Provided records

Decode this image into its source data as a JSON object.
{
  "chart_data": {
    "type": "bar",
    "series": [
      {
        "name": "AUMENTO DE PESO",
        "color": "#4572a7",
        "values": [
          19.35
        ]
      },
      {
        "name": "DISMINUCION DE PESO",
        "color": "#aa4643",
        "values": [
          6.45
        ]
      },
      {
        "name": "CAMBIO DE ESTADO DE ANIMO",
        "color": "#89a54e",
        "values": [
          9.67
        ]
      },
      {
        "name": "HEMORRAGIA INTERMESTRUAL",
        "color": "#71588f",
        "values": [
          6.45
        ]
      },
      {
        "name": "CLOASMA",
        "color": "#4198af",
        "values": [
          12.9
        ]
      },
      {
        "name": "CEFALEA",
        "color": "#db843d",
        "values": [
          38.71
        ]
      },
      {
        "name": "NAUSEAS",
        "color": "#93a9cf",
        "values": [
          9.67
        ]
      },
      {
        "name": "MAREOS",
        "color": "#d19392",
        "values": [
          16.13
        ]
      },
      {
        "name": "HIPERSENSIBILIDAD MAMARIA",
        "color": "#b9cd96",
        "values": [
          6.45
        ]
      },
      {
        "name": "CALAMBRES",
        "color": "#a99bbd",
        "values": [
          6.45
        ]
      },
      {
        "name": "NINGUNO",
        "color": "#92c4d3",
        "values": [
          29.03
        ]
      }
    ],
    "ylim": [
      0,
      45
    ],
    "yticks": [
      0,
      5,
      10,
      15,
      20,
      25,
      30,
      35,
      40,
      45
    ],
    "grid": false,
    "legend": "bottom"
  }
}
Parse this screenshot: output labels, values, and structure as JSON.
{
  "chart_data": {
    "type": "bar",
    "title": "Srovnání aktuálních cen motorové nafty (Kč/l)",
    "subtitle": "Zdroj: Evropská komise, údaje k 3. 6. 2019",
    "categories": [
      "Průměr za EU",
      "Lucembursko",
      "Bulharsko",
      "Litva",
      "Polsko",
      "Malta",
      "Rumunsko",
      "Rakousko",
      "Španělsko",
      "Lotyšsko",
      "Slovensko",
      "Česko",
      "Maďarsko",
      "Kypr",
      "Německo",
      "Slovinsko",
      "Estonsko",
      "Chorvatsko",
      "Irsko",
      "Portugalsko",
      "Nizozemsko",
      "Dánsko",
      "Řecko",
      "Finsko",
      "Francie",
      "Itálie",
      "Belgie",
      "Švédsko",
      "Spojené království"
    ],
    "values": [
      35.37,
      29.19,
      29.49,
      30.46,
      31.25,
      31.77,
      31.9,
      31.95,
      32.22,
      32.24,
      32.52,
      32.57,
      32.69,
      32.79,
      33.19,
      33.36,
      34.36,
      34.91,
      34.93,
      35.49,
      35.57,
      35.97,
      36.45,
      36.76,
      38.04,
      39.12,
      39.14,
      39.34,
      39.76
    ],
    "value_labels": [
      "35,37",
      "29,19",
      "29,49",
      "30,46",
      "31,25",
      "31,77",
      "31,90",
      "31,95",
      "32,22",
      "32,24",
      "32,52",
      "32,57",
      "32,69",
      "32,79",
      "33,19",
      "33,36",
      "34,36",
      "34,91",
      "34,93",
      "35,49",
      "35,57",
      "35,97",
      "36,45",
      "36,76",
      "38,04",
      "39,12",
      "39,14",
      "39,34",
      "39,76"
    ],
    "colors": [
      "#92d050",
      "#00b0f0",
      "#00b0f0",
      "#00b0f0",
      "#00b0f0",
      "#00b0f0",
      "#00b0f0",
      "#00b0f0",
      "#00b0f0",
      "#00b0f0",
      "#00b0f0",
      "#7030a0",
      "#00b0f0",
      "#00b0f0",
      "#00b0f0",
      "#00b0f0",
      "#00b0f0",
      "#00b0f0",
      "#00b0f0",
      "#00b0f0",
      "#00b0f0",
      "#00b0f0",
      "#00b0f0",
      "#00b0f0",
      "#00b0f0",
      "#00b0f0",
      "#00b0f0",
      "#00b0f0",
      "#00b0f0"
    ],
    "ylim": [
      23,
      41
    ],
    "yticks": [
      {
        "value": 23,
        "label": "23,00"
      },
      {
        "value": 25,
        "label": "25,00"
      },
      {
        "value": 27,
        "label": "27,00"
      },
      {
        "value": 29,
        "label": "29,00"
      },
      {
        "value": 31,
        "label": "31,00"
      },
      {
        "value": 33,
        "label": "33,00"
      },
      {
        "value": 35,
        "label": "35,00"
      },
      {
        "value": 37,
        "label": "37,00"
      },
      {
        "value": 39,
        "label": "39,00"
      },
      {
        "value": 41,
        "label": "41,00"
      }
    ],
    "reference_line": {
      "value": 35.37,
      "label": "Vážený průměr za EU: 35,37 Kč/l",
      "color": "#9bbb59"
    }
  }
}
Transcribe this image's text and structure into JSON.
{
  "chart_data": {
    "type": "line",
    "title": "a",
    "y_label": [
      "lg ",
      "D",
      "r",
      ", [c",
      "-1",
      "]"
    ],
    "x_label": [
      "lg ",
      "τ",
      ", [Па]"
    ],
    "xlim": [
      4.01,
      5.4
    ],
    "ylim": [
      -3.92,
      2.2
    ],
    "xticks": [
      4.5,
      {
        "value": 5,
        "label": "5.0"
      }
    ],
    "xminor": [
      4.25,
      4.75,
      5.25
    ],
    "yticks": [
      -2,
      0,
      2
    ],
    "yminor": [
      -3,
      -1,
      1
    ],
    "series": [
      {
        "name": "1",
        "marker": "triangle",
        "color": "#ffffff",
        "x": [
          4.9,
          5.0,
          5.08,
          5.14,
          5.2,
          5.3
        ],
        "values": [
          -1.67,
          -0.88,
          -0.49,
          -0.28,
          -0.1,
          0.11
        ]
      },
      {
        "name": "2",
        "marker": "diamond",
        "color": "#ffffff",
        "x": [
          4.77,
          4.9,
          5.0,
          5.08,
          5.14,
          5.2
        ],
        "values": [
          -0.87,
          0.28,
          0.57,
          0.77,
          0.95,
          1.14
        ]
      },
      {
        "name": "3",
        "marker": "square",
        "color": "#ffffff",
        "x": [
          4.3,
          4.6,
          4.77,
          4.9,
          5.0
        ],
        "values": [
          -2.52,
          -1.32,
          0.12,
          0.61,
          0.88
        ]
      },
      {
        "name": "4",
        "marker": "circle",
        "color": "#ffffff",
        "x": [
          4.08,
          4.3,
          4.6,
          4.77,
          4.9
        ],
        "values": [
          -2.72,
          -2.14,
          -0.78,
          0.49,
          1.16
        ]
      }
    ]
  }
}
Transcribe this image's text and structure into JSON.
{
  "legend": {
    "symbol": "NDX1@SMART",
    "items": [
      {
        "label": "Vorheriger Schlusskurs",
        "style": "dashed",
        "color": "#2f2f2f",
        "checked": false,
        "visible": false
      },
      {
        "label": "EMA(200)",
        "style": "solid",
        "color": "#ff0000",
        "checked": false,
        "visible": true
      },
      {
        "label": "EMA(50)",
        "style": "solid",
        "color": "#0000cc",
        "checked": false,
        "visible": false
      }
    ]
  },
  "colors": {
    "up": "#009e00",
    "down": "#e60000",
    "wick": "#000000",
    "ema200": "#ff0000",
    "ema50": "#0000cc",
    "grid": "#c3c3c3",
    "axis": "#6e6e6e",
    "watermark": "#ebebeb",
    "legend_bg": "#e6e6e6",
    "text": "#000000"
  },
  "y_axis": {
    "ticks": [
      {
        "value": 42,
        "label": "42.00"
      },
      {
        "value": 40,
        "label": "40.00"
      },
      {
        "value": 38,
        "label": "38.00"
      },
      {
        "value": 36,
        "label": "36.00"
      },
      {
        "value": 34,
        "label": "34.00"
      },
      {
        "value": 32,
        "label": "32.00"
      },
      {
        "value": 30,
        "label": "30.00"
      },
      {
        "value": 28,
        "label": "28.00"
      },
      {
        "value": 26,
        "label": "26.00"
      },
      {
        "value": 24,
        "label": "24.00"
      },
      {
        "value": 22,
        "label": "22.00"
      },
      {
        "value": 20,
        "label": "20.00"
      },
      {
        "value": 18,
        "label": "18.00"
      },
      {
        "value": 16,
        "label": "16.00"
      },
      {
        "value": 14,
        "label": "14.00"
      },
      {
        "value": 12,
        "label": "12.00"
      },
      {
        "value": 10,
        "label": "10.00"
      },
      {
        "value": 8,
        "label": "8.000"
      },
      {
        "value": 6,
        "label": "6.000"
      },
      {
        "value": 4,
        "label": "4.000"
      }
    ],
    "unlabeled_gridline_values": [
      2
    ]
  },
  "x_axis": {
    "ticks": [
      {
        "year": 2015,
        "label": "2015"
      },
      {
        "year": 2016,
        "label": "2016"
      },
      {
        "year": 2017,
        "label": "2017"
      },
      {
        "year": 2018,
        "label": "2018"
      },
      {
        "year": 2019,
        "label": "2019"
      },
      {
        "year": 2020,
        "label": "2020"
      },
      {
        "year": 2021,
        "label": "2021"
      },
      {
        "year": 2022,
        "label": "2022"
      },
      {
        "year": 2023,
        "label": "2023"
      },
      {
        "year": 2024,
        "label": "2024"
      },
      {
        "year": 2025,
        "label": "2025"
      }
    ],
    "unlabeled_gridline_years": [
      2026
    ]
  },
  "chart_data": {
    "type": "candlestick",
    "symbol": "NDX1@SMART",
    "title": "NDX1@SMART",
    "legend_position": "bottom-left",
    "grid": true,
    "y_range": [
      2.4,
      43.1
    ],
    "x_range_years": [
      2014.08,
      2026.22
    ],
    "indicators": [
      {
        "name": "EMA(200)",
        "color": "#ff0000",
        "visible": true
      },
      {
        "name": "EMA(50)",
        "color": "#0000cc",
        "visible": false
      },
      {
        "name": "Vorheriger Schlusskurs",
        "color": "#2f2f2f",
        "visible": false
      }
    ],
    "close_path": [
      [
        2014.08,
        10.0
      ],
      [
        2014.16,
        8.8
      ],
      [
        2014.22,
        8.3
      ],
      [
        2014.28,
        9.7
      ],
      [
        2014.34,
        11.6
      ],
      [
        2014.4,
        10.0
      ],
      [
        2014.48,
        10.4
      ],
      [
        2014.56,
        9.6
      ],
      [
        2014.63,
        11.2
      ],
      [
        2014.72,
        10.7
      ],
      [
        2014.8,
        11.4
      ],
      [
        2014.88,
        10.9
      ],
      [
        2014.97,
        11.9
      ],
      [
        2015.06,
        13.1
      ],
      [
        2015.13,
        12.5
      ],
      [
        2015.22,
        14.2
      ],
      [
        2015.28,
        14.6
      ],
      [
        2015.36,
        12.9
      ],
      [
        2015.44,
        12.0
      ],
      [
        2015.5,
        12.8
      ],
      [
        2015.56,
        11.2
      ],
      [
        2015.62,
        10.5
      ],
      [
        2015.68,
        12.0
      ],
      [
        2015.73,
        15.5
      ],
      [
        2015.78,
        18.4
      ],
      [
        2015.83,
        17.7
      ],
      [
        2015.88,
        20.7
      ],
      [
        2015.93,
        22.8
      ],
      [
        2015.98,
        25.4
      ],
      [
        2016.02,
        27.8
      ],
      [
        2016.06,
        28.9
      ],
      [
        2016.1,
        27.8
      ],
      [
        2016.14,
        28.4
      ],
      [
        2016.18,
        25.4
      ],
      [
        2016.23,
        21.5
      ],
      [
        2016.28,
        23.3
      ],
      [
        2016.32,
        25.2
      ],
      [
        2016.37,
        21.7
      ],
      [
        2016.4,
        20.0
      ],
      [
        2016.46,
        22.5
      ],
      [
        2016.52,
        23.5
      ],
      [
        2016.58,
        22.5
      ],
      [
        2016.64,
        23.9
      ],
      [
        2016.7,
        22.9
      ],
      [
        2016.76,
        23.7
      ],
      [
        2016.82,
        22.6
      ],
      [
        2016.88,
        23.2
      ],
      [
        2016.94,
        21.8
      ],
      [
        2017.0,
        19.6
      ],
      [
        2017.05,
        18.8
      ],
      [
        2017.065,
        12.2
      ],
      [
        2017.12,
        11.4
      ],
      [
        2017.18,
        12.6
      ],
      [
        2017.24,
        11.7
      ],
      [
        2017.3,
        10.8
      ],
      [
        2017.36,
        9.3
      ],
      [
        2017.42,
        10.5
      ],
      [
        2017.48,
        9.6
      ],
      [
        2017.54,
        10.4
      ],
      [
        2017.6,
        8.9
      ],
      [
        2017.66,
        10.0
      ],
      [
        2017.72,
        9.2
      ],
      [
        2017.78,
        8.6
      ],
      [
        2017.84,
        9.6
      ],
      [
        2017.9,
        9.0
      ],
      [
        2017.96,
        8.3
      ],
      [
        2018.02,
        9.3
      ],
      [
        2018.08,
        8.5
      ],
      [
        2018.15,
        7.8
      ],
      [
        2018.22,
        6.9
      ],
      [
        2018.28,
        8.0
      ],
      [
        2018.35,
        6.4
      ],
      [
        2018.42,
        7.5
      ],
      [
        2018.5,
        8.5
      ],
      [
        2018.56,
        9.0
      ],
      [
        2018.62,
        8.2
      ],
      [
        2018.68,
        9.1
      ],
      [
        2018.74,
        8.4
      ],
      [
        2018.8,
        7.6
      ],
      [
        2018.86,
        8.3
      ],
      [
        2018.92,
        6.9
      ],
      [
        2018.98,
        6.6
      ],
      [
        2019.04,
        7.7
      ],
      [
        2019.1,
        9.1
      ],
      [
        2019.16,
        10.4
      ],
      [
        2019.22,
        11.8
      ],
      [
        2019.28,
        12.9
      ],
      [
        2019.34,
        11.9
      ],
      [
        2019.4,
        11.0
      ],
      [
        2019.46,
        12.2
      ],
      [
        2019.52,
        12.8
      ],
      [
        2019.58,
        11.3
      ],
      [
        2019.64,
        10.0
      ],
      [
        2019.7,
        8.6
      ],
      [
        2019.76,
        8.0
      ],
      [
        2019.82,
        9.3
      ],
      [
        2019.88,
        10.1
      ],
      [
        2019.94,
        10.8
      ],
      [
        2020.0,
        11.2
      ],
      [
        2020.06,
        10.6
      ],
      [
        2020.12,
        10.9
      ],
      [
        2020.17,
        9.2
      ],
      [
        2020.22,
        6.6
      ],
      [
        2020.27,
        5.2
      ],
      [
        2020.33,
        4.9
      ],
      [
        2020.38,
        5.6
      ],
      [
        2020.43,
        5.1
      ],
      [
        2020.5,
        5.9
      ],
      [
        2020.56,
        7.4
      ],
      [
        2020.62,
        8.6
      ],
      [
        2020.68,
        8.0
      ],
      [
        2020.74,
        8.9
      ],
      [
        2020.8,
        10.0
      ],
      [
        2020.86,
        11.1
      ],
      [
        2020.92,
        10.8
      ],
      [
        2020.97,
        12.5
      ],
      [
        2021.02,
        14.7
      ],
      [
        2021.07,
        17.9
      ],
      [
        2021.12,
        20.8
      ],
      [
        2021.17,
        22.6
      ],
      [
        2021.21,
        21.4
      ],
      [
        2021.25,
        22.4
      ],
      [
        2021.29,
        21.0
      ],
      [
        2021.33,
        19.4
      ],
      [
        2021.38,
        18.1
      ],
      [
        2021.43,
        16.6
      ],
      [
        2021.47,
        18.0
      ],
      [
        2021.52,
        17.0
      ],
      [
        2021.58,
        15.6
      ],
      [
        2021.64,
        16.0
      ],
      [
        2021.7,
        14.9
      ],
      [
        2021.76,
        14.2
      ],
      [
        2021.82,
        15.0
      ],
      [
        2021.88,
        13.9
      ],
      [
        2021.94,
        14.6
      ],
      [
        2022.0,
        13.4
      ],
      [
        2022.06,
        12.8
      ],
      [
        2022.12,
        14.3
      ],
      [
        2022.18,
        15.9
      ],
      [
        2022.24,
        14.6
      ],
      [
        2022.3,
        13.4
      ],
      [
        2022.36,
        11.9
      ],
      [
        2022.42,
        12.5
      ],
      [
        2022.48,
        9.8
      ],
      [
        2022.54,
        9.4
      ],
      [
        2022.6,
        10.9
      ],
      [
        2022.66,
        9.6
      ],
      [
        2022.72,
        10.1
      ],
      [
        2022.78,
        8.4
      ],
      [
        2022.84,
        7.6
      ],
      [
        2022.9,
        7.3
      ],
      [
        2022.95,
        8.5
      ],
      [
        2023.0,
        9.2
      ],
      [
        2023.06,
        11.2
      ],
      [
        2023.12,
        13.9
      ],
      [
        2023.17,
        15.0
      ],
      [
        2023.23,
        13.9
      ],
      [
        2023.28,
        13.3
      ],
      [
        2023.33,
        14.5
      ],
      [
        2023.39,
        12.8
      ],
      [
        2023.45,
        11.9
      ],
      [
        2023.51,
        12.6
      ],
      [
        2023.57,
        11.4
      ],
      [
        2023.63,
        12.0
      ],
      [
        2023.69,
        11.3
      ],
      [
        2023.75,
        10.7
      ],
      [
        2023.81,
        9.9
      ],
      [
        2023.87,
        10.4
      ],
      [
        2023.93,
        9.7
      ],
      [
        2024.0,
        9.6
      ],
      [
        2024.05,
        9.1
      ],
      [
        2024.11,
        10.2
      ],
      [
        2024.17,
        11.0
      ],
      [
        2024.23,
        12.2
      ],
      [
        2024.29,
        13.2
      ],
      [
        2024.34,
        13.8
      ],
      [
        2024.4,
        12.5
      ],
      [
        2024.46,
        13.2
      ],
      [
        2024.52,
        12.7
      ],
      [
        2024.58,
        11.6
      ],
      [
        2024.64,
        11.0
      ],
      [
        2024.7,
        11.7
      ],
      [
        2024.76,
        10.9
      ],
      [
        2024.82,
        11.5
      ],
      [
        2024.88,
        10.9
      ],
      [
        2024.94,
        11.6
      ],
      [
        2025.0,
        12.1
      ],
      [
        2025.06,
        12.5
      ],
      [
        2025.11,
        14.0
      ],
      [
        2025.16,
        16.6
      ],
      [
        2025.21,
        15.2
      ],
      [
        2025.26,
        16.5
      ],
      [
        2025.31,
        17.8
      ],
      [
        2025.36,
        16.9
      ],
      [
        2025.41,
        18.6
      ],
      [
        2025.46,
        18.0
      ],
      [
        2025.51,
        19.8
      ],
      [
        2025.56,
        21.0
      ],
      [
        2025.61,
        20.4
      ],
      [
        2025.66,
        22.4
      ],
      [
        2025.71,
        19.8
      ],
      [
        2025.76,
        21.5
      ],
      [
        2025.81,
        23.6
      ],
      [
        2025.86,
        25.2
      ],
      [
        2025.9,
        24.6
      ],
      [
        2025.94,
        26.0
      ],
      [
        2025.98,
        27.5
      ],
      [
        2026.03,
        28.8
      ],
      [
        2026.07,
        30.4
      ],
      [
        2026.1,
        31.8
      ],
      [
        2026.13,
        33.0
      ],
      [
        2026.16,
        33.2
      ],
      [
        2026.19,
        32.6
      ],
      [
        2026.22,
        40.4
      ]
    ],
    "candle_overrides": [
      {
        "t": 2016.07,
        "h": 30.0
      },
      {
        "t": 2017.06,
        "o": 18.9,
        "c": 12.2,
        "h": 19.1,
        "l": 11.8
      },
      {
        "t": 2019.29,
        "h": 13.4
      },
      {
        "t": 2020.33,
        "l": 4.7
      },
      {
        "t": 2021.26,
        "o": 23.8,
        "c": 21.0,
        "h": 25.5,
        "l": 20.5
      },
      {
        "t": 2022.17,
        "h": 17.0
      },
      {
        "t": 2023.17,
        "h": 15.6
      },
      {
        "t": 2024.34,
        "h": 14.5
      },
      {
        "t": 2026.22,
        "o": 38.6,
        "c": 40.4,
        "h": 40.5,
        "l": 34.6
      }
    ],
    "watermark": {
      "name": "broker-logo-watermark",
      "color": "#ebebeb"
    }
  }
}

Short task
Gather each line that holds "Vorheriger".

Written reply
        "label": "Vorheriger Schlusskurs",
        "name": "Vorheriger Schlusskurs",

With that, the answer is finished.